▸ **What is required**:
Could you write out the records below exactly as they appear?

▸ **Stored records**:
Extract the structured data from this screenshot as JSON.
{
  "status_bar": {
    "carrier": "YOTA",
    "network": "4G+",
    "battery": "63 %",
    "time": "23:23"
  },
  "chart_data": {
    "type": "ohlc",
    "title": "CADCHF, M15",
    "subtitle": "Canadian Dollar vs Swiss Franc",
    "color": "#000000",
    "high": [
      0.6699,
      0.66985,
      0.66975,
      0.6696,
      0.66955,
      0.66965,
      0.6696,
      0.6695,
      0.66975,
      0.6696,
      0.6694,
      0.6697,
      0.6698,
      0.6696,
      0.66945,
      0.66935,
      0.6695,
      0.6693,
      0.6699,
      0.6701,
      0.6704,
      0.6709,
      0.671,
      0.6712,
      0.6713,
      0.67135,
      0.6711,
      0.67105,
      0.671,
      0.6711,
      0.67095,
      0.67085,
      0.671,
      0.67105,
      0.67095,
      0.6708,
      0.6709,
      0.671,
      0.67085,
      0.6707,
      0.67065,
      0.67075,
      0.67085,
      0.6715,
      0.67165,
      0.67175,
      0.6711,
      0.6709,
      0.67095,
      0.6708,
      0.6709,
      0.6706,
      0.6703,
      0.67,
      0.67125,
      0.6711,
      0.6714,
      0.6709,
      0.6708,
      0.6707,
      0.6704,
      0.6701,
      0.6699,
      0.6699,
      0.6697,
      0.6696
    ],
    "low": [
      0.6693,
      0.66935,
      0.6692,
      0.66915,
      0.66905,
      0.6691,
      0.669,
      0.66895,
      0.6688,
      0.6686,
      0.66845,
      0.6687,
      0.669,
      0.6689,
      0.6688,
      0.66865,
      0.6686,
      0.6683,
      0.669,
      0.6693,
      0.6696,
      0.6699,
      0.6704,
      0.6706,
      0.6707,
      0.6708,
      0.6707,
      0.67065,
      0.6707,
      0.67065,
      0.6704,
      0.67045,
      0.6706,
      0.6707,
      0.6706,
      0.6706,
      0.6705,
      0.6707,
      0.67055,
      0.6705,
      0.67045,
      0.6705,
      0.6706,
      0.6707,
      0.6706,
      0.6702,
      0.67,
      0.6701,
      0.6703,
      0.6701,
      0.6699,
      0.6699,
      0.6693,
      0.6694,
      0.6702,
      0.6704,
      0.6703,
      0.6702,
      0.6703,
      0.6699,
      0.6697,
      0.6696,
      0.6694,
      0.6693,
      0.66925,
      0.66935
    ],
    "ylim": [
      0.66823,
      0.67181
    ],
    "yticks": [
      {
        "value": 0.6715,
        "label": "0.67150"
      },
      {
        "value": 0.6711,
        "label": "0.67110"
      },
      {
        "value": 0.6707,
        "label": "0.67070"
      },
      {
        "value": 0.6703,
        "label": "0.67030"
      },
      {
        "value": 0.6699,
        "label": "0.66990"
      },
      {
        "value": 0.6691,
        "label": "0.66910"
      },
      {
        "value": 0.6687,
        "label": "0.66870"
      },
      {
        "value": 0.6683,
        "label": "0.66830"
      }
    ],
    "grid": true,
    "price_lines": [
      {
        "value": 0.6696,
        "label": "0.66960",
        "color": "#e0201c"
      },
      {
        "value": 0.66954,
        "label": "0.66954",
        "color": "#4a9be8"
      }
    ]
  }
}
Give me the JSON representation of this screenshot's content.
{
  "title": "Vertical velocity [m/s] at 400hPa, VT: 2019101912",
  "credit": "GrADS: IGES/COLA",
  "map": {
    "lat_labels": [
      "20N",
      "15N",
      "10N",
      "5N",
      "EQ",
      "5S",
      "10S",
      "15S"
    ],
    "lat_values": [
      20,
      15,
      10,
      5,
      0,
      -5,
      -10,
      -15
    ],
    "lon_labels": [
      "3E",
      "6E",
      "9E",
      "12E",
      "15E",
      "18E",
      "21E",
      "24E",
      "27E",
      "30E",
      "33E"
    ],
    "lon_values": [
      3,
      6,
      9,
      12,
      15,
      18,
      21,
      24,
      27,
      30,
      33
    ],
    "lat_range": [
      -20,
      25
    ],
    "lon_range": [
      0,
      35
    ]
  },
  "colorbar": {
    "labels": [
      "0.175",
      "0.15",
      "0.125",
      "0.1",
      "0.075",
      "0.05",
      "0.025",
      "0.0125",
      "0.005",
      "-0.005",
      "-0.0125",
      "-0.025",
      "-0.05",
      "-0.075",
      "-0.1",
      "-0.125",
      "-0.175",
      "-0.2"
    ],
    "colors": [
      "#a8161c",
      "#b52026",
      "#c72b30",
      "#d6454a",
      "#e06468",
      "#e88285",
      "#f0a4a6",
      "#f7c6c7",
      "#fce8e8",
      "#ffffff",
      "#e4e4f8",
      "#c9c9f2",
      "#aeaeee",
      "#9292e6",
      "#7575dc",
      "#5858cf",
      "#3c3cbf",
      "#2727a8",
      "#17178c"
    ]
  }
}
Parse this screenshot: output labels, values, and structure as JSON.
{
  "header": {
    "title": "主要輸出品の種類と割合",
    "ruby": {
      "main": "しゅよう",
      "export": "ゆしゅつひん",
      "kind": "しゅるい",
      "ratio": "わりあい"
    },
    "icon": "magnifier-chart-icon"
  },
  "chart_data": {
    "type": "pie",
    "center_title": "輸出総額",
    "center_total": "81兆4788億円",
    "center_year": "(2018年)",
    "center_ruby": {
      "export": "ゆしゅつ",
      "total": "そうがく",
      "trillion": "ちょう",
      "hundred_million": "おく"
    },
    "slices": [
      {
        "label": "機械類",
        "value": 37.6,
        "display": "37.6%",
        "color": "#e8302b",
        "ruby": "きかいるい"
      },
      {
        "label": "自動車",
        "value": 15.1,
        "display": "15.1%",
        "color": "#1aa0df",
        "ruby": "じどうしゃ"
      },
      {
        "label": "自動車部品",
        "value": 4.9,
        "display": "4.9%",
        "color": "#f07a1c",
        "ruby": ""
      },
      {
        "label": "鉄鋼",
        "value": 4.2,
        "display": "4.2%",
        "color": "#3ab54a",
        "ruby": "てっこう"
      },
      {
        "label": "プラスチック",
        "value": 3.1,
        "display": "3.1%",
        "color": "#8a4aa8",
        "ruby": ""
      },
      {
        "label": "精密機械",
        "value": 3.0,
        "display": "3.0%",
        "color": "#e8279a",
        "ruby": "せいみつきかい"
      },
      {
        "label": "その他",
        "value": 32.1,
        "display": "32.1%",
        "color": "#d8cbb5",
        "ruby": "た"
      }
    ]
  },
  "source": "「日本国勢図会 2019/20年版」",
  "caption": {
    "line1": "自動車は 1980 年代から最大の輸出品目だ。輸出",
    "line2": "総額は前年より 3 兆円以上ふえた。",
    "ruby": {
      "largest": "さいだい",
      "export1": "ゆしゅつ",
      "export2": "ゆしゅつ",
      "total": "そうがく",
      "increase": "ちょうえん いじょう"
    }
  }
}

▸ **Finished task**:
Extract the structured data from this screenshot as JSON.
{
  "status_bar": {
    "carrier": "YOTA",
    "network": "4G+",
    "battery": "63 %",
    "time": "23:23"
  },
  "chart_data": {
    "type": "ohlc",
    "title": "CADCHF, M15",
    "subtitle": "Canadian Dollar vs Swiss Franc",
    "color": "#000000",
    "high": [
      0.6699,
      0.66985,
      0.66975,
      0.6696,
      0.66955,
      0.66965,
      0.6696,
      0.6695,
      0.66975,
      0.6696,
      0.6694,
      0.6697,
      0.6698,
      0.6696,
      0.66945,
      0.66935,
      0.6695,
      0.6693,
      0.6699,
      0.6701,
      0.6704,
      0.6709,
      0.671,
      0.6712,
      0.6713,
      0.67135,
      0.6711,
      0.67105,
      0.671,
      0.6711,
      0.67095,
      0.67085,
      0.671,
      0.67105,
      0.67095,
      0.6708,
      0.6709,
      0.671,
      0.67085,
      0.6707,
      0.67065,
      0.67075,
      0.67085,
      0.6715,
      0.67165,
      0.67175,
      0.6711,
      0.6709,
      0.67095,
      0.6708,
      0.6709,
      0.6706,
      0.6703,
      0.67,
      0.67125,
      0.6711,
      0.6714,
      0.6709,
      0.6708,
      0.6707,
      0.6704,
      0.6701,
      0.6699,
      0.6699,
      0.6697,
      0.6696
    ],
    "low": [
      0.6693,
      0.66935,
      0.6692,
      0.66915,
      0.66905,
      0.6691,
      0.669,
      0.66895,
      0.6688,
      0.6686,
      0.66845,
      0.6687,
      0.669,
      0.6689,
      0.6688,
      0.66865,
      0.6686,
      0.6683,
      0.669,
      0.6693,
      0.6696,
      0.6699,
      0.6704,
      0.6706,
      0.6707,
      0.6708,
      0.6707,
      0.67065,
      0.6707,
      0.67065,
      0.6704,
      0.67045,
      0.6706,
      0.6707,
      0.6706,
      0.6706,
      0.6705,
      0.6707,
      0.67055,
      0.6705,
      0.67045,
      0.6705,
      0.6706,
      0.6707,
      0.6706,
      0.6702,
      0.67,
      0.6701,
      0.6703,
      0.6701,
      0.6699,
      0.6699,
      0.6693,
      0.6694,
      0.6702,
      0.6704,
      0.6703,
      0.6702,
      0.6703,
      0.6699,
      0.6697,
      0.6696,
      0.6694,
      0.6693,
      0.66925,
      0.66935
    ],
    "ylim": [
      0.66823,
      0.67181
    ],
    "yticks": [
      {
        "value": 0.6715,
        "label": "0.67150"
      },
      {
        "value": 0.6711,
        "label": "0.67110"
      },
      {
        "value": 0.6707,
        "label": "0.67070"
      },
      {
        "value": 0.6703,
        "label": "0.67030"
      },
      {
        "value": 0.6699,
        "label": "0.66990"
      },
      {
        "value": 0.6691,
        "label": "0.66910"
      },
      {
        "value": 0.6687,
        "label": "0.66870"
      },
      {
        "value": 0.6683,
        "label": "0.66830"
      }
    ],
    "grid": true,
    "price_lines": [
      {
        "value": 0.6696,
        "label": "0.66960",
        "color": "#e0201c"
      },
      {
        "value": 0.66954,
        "label": "0.66954",
        "color": "#4a9be8"
      }
    ]
  }
}
Give me the JSON representation of this screenshot's content.
{
  "title": "Vertical velocity [m/s] at 400hPa, VT: 2019101912",
  "credit": "GrADS: IGES/COLA",
  "map": {
    "lat_labels": [
      "20N",
      "15N",
      "10N",
      "5N",
      "EQ",
      "5S",
      "10S",
      "15S"
    ],
    "lat_values": [
      20,
      15,
      10,
      5,
      0,
      -5,
      -10,
      -15
    ],
    "lon_labels": [
      "3E",
      "6E",
      "9E",
      "12E",
      "15E",
      "18E",
      "21E",
      "24E",
      "27E",
      "30E",
      "33E"
    ],
    "lon_values": [
      3,
      6,
      9,
      12,
      15,
      18,
      21,
      24,
      27,
      30,
      33
    ],
    "lat_range": [
      -20,
      25
    ],
    "lon_range": [
      0,
      35
    ]
  },
  "colorbar": {
    "labels": [
      "0.175",
      "0.15",
      "0.125",
      "0.1",
      "0.075",
      "0.05",
      "0.025",
      "0.0125",
      "0.005",
      "-0.005",
      "-0.0125",
      "-0.025",
      "-0.05",
      "-0.075",
      "-0.1",
      "-0.125",
      "-0.175",
      "-0.2"
    ],
    "colors": [
      "#a8161c",
      "#b52026",
      "#c72b30",
      "#d6454a",
      "#e06468",
      "#e88285",
      "#f0a4a6",
      "#f7c6c7",
      "#fce8e8",
      "#ffffff",
      "#e4e4f8",
      "#c9c9f2",
      "#aeaeee",
      "#9292e6",
      "#7575dc",
      "#5858cf",
      "#3c3cbf",
      "#2727a8",
      "#17178c"
    ]
  }
}
Parse this screenshot: output labels, values, and structure as JSON.
{
  "header": {
    "title": "主要輸出品の種類と割合",
    "ruby": {
      "main": "しゅよう",
      "export": "ゆしゅつひん",
      "kind": "しゅるい",
      "ratio": "わりあい"
    },
    "icon": "magnifier-chart-icon"
  },
  "chart_data": {
    "type": "pie",
    "center_title": "輸出総額",
    "center_total": "81兆4788億円",
    "center_year": "(2018年)",
    "center_ruby": {
      "export": "ゆしゅつ",
      "total": "そうがく",
      "trillion": "ちょう",
      "hundred_million": "おく"
    },
    "slices": [
      {
        "label": "機械類",
        "value": 37.6,
        "display": "37.6%",
        "color": "#e8302b",
        "ruby": "きかいるい"
      },
      {
        "label": "自動車",
        "value": 15.1,
        "display": "15.1%",
        "color": "#1aa0df",
        "ruby": "じどうしゃ"
      },
      {
        "label": "自動車部品",
        "value": 4.9,
        "display": "4.9%",
        "color": "#f07a1c",
        "ruby": ""
      },
      {
        "label": "鉄鋼",
        "value": 4.2,
        "display": "4.2%",
        "color": "#3ab54a",
        "ruby": "てっこう"
      },
      {
        "label": "プラスチック",
        "value": 3.1,
        "display": "3.1%",
        "color": "#8a4aa8",
        "ruby": ""
      },
      {
        "label": "精密機械",
        "value": 3.0,
        "display": "3.0%",
        "color": "#e8279a",
        "ruby": "せいみつきかい"
      },
      {
        "label": "その他",
        "value": 32.1,
        "display": "32.1%",
        "color": "#d8cbb5",
        "ruby": "た"
      }
    ]
  },
  "source": "「日本国勢図会 2019/20年版」",
  "caption": {
    "line1": "自動車は 1980 年代から最大の輸出品目だ。輸出",
    "line2": "総額は前年より 3 兆円以上ふえた。",
    "ruby": {
      "largest": "さいだい",
      "export1": "ゆしゅつ",
      "export2": "ゆしゅつ",
      "total": "そうがく",
      "increase": "ちょうえん いじょう"
    }
  }
}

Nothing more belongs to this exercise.